═══ Material for this task

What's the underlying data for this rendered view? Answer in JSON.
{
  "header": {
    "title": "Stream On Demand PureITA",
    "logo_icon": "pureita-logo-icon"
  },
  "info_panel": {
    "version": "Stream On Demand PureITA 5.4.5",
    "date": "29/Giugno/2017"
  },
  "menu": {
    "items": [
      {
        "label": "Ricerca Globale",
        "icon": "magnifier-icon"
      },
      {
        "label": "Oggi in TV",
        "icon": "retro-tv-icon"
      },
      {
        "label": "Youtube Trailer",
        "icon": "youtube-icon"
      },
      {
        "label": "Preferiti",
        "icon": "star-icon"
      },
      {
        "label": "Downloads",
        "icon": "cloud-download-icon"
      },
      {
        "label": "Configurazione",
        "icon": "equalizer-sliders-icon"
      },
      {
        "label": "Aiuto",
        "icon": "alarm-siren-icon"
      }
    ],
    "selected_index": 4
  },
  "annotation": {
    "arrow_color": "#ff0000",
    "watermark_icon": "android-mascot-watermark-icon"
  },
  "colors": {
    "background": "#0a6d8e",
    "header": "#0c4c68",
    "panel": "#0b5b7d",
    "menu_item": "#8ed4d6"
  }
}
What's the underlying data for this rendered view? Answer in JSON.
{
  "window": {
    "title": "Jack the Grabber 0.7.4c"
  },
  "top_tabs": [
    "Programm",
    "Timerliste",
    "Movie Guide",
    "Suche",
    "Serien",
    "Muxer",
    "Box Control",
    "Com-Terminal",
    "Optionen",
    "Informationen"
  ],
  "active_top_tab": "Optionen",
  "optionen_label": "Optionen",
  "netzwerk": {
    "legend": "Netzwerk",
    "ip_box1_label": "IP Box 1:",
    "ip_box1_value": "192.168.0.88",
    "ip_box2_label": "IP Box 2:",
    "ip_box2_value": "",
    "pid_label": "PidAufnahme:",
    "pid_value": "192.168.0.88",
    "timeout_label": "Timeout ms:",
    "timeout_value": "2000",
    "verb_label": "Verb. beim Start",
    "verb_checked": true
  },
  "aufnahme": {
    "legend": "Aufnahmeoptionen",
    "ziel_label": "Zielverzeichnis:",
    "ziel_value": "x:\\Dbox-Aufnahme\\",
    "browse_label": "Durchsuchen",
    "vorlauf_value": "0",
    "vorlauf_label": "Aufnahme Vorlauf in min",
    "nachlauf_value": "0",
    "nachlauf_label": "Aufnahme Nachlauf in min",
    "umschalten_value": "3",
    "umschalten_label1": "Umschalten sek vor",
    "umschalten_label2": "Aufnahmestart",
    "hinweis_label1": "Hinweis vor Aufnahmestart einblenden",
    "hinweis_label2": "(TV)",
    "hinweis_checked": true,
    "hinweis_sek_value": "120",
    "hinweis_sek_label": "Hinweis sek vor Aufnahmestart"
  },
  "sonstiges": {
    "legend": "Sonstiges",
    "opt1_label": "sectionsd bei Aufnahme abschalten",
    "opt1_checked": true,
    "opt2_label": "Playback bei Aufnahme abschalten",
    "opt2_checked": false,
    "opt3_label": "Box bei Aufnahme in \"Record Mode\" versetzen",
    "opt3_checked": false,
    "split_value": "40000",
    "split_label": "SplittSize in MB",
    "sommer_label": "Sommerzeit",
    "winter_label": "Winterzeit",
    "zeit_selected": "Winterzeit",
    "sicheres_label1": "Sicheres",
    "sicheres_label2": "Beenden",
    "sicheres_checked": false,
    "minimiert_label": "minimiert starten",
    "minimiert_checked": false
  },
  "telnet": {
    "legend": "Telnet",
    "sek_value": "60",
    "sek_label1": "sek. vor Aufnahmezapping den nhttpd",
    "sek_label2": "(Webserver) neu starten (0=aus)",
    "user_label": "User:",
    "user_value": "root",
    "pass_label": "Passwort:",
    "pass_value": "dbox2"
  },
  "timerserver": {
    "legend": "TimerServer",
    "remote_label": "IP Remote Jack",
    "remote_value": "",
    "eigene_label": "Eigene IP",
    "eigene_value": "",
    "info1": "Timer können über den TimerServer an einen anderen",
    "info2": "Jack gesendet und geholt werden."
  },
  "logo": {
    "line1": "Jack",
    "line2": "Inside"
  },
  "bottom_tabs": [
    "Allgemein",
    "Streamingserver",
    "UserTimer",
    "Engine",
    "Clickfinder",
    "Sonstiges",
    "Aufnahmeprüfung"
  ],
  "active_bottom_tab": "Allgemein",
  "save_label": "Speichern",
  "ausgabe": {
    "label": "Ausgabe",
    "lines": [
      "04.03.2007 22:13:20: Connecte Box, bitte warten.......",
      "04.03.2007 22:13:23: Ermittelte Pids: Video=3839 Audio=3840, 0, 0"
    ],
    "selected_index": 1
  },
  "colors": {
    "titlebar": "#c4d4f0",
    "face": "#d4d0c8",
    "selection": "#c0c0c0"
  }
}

══════

Your task is to print all of the records exactly.

What's the underlying data for this rendered view? Answer in JSON.
{
  "header": {
    "title": "Stream On Demand PureITA",
    "logo_icon": "pureita-logo-icon"
  },
  "info_panel": {
    "version": "Stream On Demand PureITA 5.4.5",
    "date": "29/Giugno/2017"
  },
  "menu": {
    "items": [
      {
        "label": "Ricerca Globale",
        "icon": "magnifier-icon"
      },
      {
        "label": "Oggi in TV",
        "icon": "retro-tv-icon"
      },
      {
        "label": "Youtube Trailer",
        "icon": "youtube-icon"
      },
      {
        "label": "Preferiti",
        "icon": "star-icon"
      },
      {
        "label": "Downloads",
        "icon": "cloud-download-icon"
      },
      {
        "label": "Configurazione",
        "icon": "equalizer-sliders-icon"
      },
      {
        "label": "Aiuto",
        "icon": "alarm-siren-icon"
      }
    ],
    "selected_index": 4
  },
  "annotation": {
    "arrow_color": "#ff0000",
    "watermark_icon": "android-mascot-watermark-icon"
  },
  "colors": {
    "background": "#0a6d8e",
    "header": "#0c4c68",
    "panel": "#0b5b7d",
    "menu_item": "#8ed4d6"
  }
}
What's the underlying data for this rendered view? Answer in JSON.
{
  "window": {
    "title": "Jack the Grabber 0.7.4c"
  },
  "top_tabs": [
    "Programm",
    "Timerliste",
    "Movie Guide",
    "Suche",
    "Serien",
    "Muxer",
    "Box Control",
    "Com-Terminal",
    "Optionen",
    "Informationen"
  ],
  "active_top_tab": "Optionen",
  "optionen_label": "Optionen",
  "netzwerk": {
    "legend": "Netzwerk",
    "ip_box1_label": "IP Box 1:",
    "ip_box1_value": "192.168.0.88",
    "ip_box2_label": "IP Box 2:",
    "ip_box2_value": "",
    "pid_label": "PidAufnahme:",
    "pid_value": "192.168.0.88",
    "timeout_label": "Timeout ms:",
    "timeout_value": "2000",
    "verb_label": "Verb. beim Start",
    "verb_checked": true
  },
  "aufnahme": {
    "legend": "Aufnahmeoptionen",
    "ziel_label": "Zielverzeichnis:",
    "ziel_value": "x:\\Dbox-Aufnahme\\",
    "browse_label": "Durchsuchen",
    "vorlauf_value": "0",
    "vorlauf_label": "Aufnahme Vorlauf in min",
    "nachlauf_value": "0",
    "nachlauf_label": "Aufnahme Nachlauf in min",
    "umschalten_value": "3",
    "umschalten_label1": "Umschalten sek vor",
    "umschalten_label2": "Aufnahmestart",
    "hinweis_label1": "Hinweis vor Aufnahmestart einblenden",
    "hinweis_label2": "(TV)",
    "hinweis_checked": true,
    "hinweis_sek_value": "120",
    "hinweis_sek_label": "Hinweis sek vor Aufnahmestart"
  },
  "sonstiges": {
    "legend": "Sonstiges",
    "opt1_label": "sectionsd bei Aufnahme abschalten",
    "opt1_checked": true,
    "opt2_label": "Playback bei Aufnahme abschalten",
    "opt2_checked": false,
    "opt3_label": "Box bei Aufnahme in \"Record Mode\" versetzen",
    "opt3_checked": false,
    "split_value": "40000",
    "split_label": "SplittSize in MB",
    "sommer_label": "Sommerzeit",
    "winter_label": "Winterzeit",
    "zeit_selected": "Winterzeit",
    "sicheres_label1": "Sicheres",
    "sicheres_label2": "Beenden",
    "sicheres_checked": false,
    "minimiert_label": "minimiert starten",
    "minimiert_checked": false
  },
  "telnet": {
    "legend": "Telnet",
    "sek_value": "60",
    "sek_label1": "sek. vor Aufnahmezapping den nhttpd",
    "sek_label2": "(Webserver) neu starten (0=aus)",
    "user_label": "User:",
    "user_value": "root",
    "pass_label": "Passwort:",
    "pass_value": "dbox2"
  },
  "timerserver": {
    "legend": "TimerServer",
    "remote_label": "IP Remote Jack",
    "remote_value": "",
    "eigene_label": "Eigene IP",
    "eigene_value": "",
    "info1": "Timer können über den TimerServer an einen anderen",
    "info2": "Jack gesendet und geholt werden."
  },
  "logo": {
    "line1": "Jack",
    "line2": "Inside"
  },
  "bottom_tabs": [
    "Allgemein",
    "Streamingserver",
    "UserTimer",
    "Engine",
    "Clickfinder",
    "Sonstiges",
    "Aufnahmeprüfung"
  ],
  "active_bottom_tab": "Allgemein",
  "save_label": "Speichern",
  "ausgabe": {
    "label": "Ausgabe",
    "lines": [
      "04.03.2007 22:13:20: Connecte Box, bitte warten.......",
      "04.03.2007 22:13:23: Ermittelte Pids: Video=3839 Audio=3840, 0, 0"
    ],
    "selected_index": 1
  },
  "colors": {
    "titlebar": "#c4d4f0",
    "face": "#d4d0c8",
    "selection": "#c0c0c0"
  }
}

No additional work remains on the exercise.